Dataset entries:
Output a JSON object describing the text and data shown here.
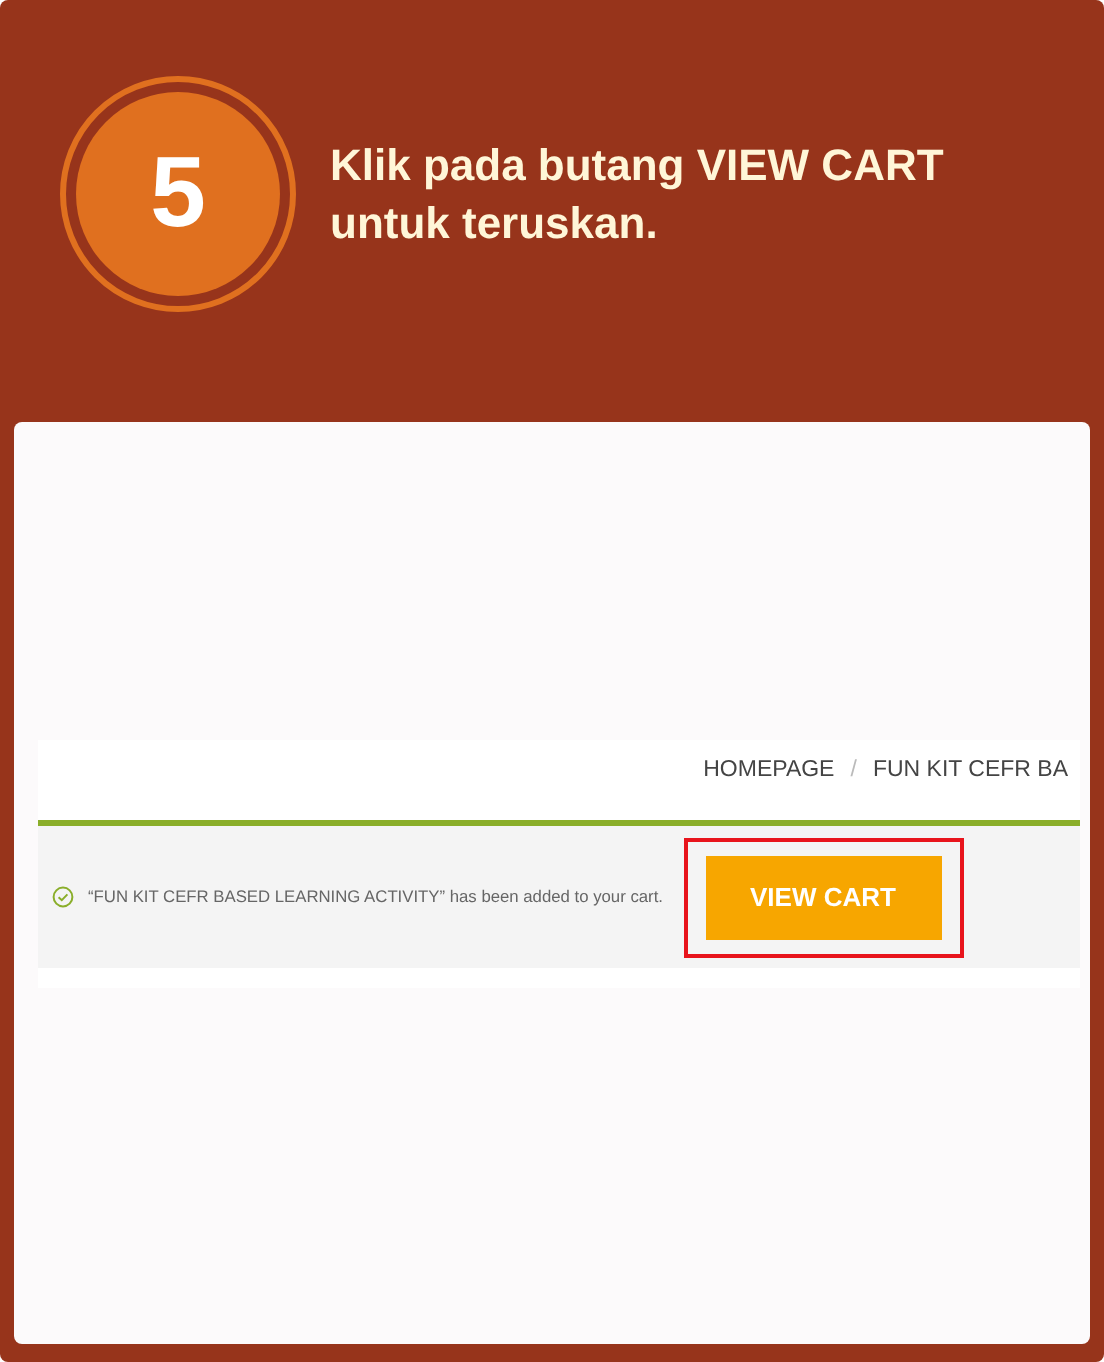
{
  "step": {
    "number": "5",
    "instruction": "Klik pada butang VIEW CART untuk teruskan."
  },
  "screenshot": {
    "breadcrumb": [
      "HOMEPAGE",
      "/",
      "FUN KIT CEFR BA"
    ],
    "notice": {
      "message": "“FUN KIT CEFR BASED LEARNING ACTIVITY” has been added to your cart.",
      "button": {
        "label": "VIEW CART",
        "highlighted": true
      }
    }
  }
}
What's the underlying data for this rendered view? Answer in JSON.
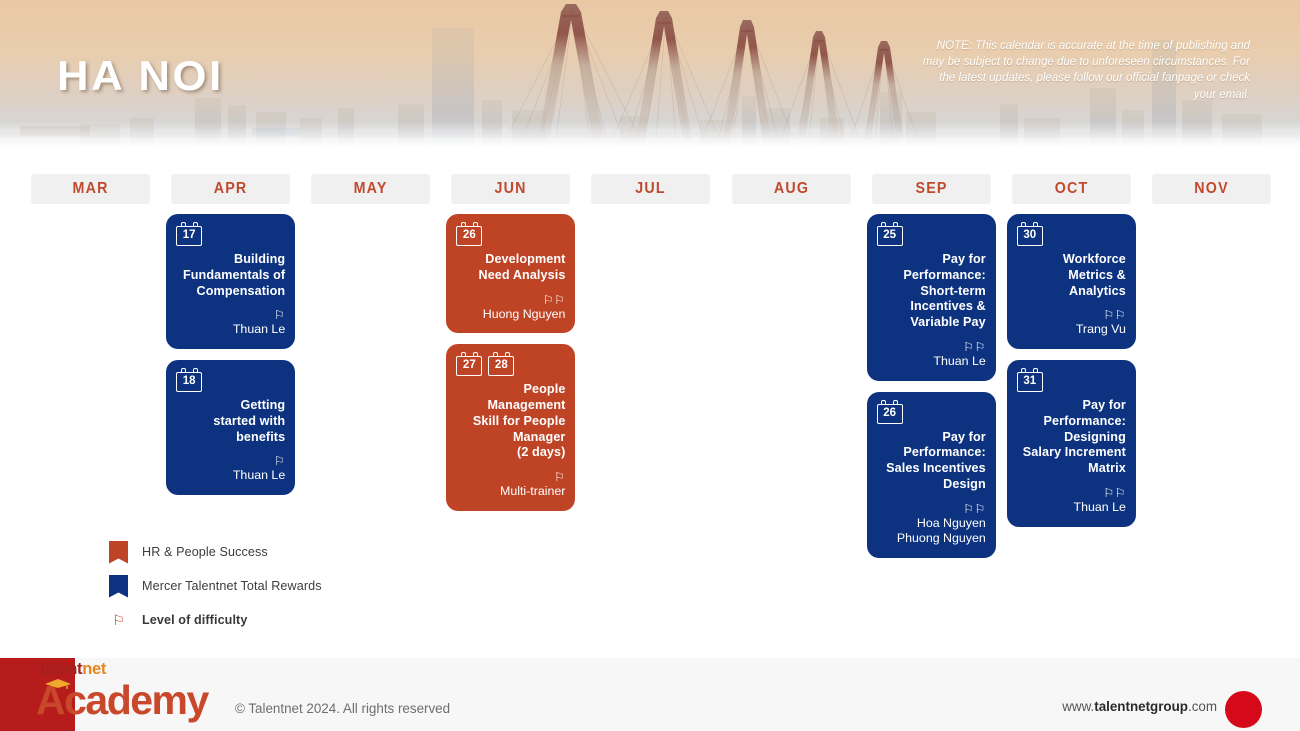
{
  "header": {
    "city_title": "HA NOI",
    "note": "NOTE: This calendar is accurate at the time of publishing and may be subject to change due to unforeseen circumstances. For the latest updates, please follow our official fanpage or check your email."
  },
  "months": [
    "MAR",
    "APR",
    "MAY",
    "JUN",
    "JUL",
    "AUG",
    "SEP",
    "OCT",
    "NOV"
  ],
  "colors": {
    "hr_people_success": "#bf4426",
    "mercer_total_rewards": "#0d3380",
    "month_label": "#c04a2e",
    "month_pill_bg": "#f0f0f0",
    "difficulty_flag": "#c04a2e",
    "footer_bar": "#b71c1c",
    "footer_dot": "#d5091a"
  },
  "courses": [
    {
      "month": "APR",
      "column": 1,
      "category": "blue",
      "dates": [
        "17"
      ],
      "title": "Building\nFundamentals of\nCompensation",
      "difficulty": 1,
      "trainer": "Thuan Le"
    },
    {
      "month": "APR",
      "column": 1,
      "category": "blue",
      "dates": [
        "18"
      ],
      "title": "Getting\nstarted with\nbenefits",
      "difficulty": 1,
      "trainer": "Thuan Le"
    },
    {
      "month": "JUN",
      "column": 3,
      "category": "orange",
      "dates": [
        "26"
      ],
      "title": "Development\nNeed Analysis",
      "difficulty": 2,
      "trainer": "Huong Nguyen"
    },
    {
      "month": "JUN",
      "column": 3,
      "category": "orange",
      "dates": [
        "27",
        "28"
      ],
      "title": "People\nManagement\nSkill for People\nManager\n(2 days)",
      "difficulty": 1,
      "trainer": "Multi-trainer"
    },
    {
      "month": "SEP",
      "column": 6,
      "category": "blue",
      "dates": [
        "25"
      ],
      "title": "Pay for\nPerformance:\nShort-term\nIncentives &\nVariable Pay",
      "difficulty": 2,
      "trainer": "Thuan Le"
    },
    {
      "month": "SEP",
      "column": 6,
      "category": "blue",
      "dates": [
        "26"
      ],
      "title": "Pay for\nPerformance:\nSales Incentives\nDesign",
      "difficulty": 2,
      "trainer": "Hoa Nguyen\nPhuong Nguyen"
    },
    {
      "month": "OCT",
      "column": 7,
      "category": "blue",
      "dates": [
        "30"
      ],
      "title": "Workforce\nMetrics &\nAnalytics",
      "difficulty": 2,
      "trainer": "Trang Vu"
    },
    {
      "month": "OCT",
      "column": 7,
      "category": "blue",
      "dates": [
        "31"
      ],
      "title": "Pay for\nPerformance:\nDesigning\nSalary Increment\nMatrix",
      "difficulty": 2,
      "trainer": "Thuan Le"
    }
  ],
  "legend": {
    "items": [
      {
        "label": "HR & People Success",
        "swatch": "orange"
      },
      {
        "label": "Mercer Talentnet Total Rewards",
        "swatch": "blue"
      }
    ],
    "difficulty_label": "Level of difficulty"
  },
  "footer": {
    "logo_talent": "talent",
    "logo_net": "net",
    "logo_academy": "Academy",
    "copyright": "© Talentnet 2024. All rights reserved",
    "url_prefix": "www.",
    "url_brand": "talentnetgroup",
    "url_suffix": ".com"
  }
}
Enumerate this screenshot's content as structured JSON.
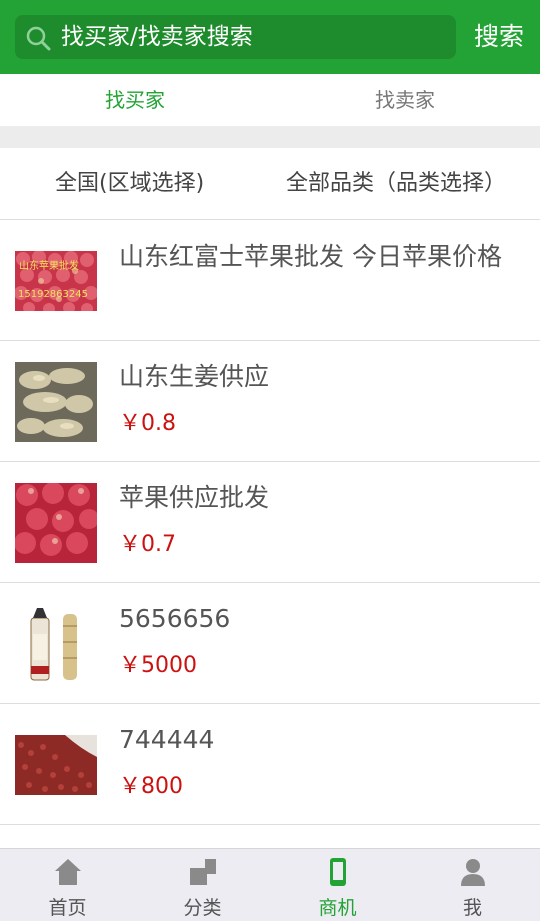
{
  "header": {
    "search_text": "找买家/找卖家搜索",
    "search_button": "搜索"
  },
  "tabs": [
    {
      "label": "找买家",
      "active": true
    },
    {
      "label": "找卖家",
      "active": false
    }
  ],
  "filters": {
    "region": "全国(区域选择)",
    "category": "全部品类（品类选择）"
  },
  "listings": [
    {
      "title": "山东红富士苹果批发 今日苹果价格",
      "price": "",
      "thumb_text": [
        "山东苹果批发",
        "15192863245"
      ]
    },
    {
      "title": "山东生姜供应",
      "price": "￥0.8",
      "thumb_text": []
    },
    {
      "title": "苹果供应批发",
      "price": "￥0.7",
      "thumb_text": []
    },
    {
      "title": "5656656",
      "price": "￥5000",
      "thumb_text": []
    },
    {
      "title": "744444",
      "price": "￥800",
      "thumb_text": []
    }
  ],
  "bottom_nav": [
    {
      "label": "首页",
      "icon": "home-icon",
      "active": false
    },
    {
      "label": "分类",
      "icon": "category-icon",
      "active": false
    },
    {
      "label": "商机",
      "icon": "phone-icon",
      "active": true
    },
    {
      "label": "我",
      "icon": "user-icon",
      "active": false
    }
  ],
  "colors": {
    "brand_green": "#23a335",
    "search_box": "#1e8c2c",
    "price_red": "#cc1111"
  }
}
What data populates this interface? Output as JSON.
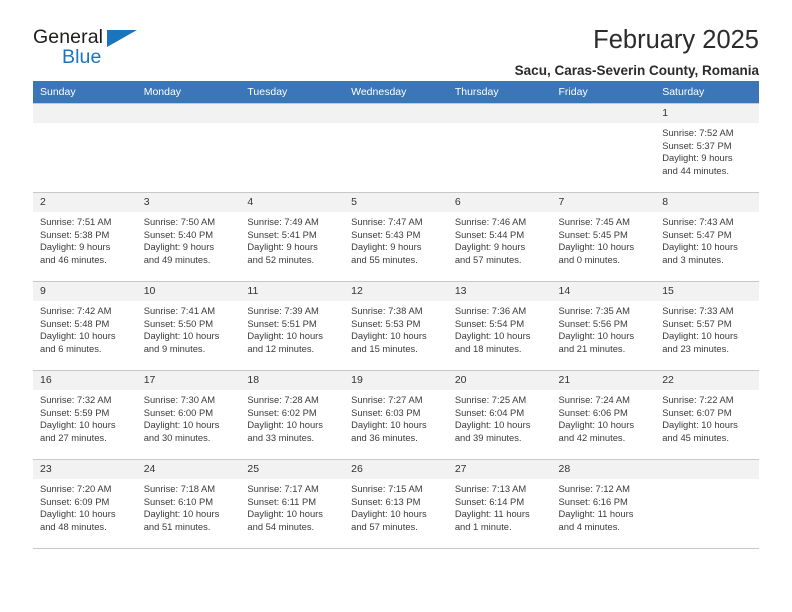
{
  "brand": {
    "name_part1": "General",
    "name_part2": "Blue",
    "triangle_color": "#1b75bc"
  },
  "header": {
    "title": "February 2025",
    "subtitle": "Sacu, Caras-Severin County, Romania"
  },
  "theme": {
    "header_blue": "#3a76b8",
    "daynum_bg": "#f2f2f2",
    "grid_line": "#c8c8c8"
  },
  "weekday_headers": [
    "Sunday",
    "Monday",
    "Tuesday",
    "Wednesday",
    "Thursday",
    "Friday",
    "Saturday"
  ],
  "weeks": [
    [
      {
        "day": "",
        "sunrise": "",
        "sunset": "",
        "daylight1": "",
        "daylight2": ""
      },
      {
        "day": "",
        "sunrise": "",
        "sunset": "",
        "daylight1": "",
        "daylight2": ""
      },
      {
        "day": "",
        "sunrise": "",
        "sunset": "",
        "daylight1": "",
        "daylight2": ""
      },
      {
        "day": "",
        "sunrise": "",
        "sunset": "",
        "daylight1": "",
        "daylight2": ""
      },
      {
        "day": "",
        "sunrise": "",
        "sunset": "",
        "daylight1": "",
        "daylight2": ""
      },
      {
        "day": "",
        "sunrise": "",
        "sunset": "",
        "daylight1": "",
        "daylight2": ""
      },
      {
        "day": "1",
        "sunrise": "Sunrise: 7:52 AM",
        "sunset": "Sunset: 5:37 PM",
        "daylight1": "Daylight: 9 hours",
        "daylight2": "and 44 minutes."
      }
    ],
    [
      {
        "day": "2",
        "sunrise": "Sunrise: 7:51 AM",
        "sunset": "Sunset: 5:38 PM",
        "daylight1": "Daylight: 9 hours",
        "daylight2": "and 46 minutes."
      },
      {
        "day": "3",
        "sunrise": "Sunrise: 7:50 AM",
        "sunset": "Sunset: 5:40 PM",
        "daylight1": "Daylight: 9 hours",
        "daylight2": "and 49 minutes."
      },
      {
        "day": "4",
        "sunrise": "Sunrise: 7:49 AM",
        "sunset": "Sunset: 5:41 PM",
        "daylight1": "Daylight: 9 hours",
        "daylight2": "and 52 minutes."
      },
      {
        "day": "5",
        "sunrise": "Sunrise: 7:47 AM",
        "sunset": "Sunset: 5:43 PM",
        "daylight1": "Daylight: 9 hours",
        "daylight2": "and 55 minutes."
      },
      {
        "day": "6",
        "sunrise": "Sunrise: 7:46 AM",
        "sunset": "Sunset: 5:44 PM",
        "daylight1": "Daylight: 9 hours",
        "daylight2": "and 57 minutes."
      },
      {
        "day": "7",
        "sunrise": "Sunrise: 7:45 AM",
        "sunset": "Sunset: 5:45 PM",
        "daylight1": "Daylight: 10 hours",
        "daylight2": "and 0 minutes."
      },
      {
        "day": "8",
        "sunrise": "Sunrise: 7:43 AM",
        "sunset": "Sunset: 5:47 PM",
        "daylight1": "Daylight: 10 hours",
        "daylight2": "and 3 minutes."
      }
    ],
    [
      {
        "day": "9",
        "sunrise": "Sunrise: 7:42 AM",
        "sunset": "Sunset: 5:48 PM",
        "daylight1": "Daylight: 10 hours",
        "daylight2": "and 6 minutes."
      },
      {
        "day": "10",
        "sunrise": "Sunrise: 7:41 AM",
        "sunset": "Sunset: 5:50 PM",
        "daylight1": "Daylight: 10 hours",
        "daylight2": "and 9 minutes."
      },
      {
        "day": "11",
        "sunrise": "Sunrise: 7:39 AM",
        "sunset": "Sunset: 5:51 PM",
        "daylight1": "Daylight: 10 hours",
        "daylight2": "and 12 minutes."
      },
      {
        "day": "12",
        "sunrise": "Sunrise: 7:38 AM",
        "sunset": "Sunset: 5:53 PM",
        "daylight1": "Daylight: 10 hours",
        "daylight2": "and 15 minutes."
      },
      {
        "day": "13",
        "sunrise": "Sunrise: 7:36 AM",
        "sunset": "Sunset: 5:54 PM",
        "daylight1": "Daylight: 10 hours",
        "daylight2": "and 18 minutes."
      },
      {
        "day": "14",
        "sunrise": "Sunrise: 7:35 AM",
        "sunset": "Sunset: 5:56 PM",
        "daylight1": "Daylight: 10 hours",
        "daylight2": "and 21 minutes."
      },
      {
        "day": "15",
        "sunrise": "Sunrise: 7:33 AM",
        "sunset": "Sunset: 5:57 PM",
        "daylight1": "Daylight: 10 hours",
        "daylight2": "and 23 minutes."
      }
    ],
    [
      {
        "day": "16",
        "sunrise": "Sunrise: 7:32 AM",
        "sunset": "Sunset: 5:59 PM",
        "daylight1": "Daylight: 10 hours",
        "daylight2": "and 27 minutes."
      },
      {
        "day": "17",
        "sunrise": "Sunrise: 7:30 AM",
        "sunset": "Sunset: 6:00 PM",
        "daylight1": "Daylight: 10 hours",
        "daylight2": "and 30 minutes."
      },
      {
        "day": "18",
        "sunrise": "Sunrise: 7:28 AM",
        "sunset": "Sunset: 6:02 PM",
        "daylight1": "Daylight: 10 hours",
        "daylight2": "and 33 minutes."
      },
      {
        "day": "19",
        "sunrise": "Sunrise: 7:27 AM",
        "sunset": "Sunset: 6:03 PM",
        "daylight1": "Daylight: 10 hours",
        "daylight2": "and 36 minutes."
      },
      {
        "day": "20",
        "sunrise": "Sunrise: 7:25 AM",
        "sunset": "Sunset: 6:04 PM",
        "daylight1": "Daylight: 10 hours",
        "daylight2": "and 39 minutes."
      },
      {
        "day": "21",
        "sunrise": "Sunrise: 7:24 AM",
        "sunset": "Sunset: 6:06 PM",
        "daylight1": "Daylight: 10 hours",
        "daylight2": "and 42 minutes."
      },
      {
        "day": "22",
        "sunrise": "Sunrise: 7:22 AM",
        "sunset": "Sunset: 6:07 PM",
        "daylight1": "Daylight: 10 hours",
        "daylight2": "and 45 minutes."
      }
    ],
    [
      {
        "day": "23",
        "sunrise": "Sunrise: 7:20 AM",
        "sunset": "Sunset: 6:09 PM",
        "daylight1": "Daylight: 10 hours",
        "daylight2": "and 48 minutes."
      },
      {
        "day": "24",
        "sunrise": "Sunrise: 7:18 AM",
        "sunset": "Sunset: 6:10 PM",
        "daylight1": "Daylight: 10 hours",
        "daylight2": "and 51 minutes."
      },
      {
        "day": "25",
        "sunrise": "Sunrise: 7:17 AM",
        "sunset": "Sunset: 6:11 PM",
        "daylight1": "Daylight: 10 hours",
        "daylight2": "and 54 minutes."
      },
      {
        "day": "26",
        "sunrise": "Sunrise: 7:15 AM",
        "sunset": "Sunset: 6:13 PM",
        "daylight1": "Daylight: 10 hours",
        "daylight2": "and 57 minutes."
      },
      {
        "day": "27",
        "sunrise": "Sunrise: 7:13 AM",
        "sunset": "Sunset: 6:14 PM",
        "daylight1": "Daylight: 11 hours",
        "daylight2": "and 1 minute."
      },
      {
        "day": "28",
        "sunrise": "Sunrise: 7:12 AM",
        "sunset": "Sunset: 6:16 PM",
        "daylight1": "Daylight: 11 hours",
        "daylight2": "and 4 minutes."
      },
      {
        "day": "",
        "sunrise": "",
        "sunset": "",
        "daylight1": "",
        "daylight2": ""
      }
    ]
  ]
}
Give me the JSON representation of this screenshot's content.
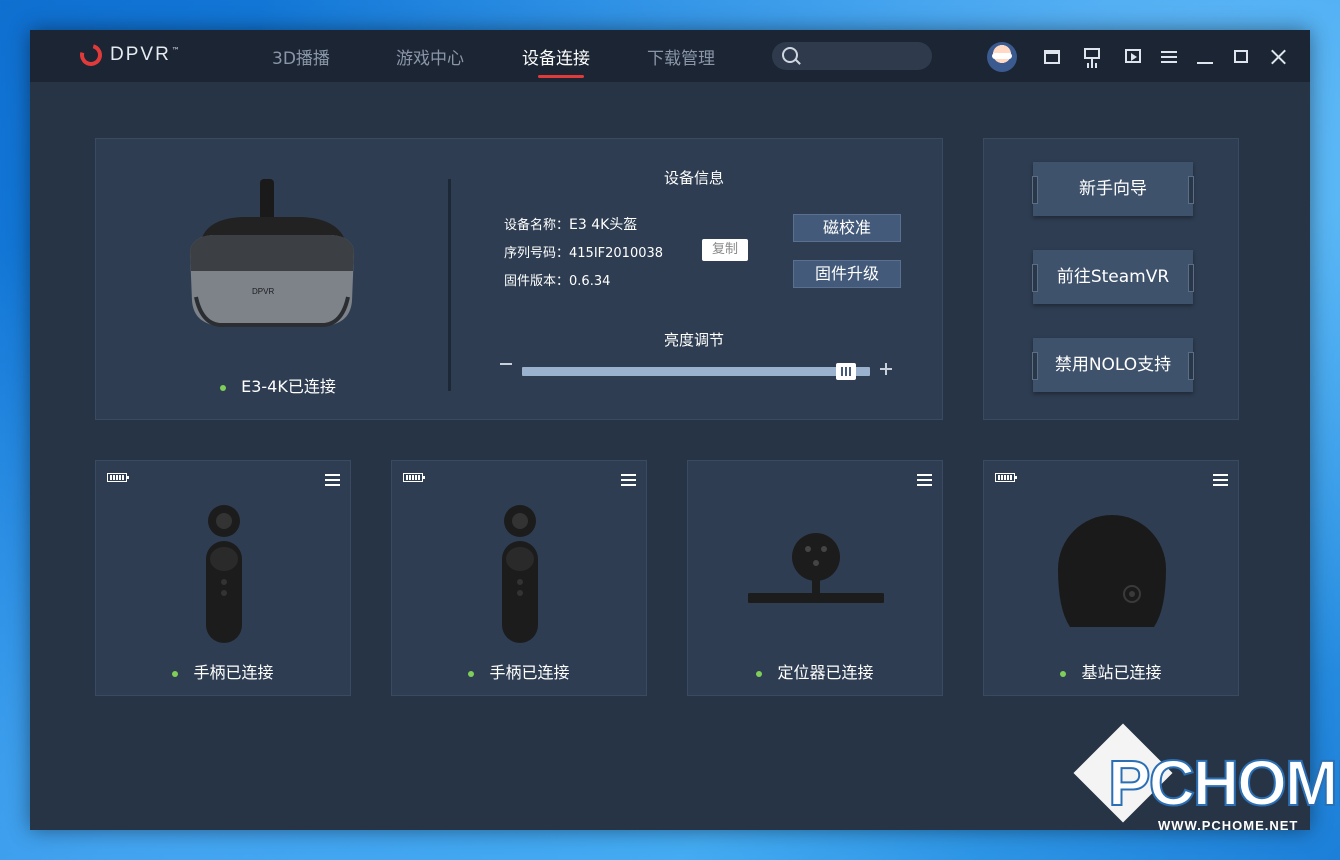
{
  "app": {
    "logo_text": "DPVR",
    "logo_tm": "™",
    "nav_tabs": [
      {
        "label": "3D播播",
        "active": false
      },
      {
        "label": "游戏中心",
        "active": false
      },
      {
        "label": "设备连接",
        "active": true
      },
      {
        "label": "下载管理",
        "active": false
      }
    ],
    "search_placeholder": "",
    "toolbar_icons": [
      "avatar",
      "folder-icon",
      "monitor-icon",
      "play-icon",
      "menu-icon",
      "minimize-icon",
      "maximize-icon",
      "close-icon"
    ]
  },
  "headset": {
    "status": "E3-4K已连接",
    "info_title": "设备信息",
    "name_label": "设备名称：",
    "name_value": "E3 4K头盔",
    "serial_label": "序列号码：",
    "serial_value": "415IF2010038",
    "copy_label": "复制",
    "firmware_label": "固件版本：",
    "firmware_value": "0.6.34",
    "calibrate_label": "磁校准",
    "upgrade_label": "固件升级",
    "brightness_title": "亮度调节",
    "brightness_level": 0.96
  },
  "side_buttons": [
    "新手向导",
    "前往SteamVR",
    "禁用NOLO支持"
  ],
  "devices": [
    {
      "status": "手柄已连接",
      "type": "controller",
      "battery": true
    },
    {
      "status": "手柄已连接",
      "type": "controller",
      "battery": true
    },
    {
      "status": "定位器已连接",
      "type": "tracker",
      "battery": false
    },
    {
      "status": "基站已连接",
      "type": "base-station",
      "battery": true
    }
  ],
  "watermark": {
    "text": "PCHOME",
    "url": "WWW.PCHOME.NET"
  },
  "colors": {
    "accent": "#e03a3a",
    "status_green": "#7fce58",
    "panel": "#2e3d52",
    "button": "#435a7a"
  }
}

> [Direction] In the entries above, find lines with "CEFR" and copy each.

> [Output for this exercise]
      "FUN KIT CEFR BA"
      "message": "“FUN KIT CEFR BASED LEARNING ACTIVITY” has been added to your cart.",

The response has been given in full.